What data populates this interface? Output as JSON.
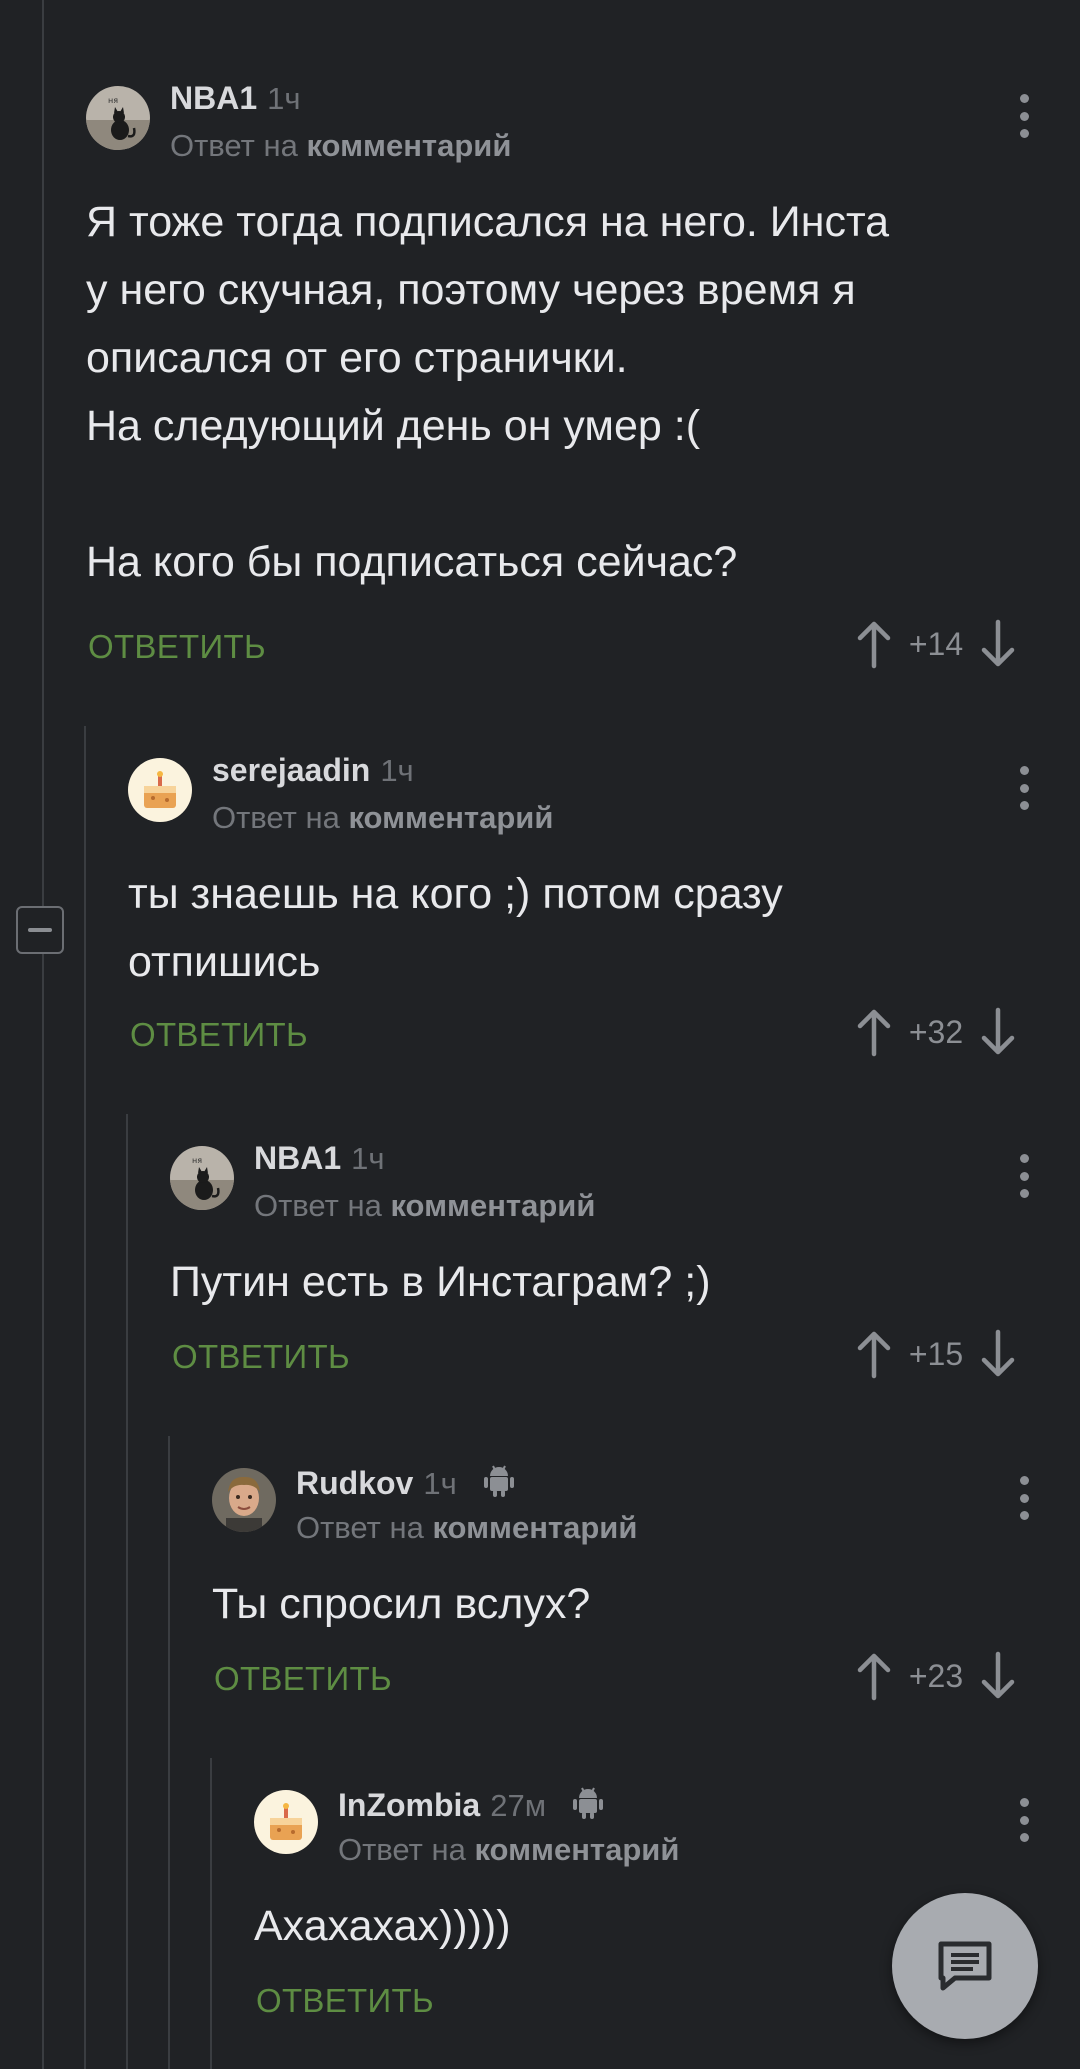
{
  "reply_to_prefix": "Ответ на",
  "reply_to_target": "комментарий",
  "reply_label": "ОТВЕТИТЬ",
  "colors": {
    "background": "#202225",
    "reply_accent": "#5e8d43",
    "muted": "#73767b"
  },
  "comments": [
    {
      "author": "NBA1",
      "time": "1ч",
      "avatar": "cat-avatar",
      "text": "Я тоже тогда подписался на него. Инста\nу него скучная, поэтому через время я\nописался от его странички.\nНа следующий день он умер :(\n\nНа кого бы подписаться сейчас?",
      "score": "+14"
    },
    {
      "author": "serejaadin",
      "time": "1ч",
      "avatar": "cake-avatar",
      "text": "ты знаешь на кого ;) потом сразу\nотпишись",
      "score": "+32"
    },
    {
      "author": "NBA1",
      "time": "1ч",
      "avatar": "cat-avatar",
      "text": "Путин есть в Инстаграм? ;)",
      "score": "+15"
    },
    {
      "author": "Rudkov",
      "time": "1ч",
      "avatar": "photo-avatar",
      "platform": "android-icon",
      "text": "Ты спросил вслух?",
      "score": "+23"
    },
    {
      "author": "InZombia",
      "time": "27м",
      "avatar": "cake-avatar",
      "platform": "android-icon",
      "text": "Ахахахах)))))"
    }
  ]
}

- - - - -

Return all of the data exactly as written, and drop the pictures.

What data populates this interface? Output as JSON.
{
  "reply_to_prefix": "Ответ на",
  "reply_to_target": "комментарий",
  "reply_label": "ОТВЕТИТЬ",
  "colors": {
    "background": "#202225",
    "reply_accent": "#5e8d43",
    "muted": "#73767b"
  },
  "comments": [
    {
      "author": "NBA1",
      "time": "1ч",
      "avatar": "cat-avatar",
      "text": "Я тоже тогда подписался на него. Инста\nу него скучная, поэтому через время я\nописался от его странички.\nНа следующий день он умер :(\n\nНа кого бы подписаться сейчас?",
      "score": "+14"
    },
    {
      "author": "serejaadin",
      "time": "1ч",
      "avatar": "cake-avatar",
      "text": "ты знаешь на кого ;) потом сразу\nотпишись",
      "score": "+32"
    },
    {
      "author": "NBA1",
      "time": "1ч",
      "avatar": "cat-avatar",
      "text": "Путин есть в Инстаграм? ;)",
      "score": "+15"
    },
    {
      "author": "Rudkov",
      "time": "1ч",
      "avatar": "photo-avatar",
      "platform": "android-icon",
      "text": "Ты спросил вслух?",
      "score": "+23"
    },
    {
      "author": "InZombia",
      "time": "27м",
      "avatar": "cake-avatar",
      "platform": "android-icon",
      "text": "Ахахахах)))))"
    }
  ]
}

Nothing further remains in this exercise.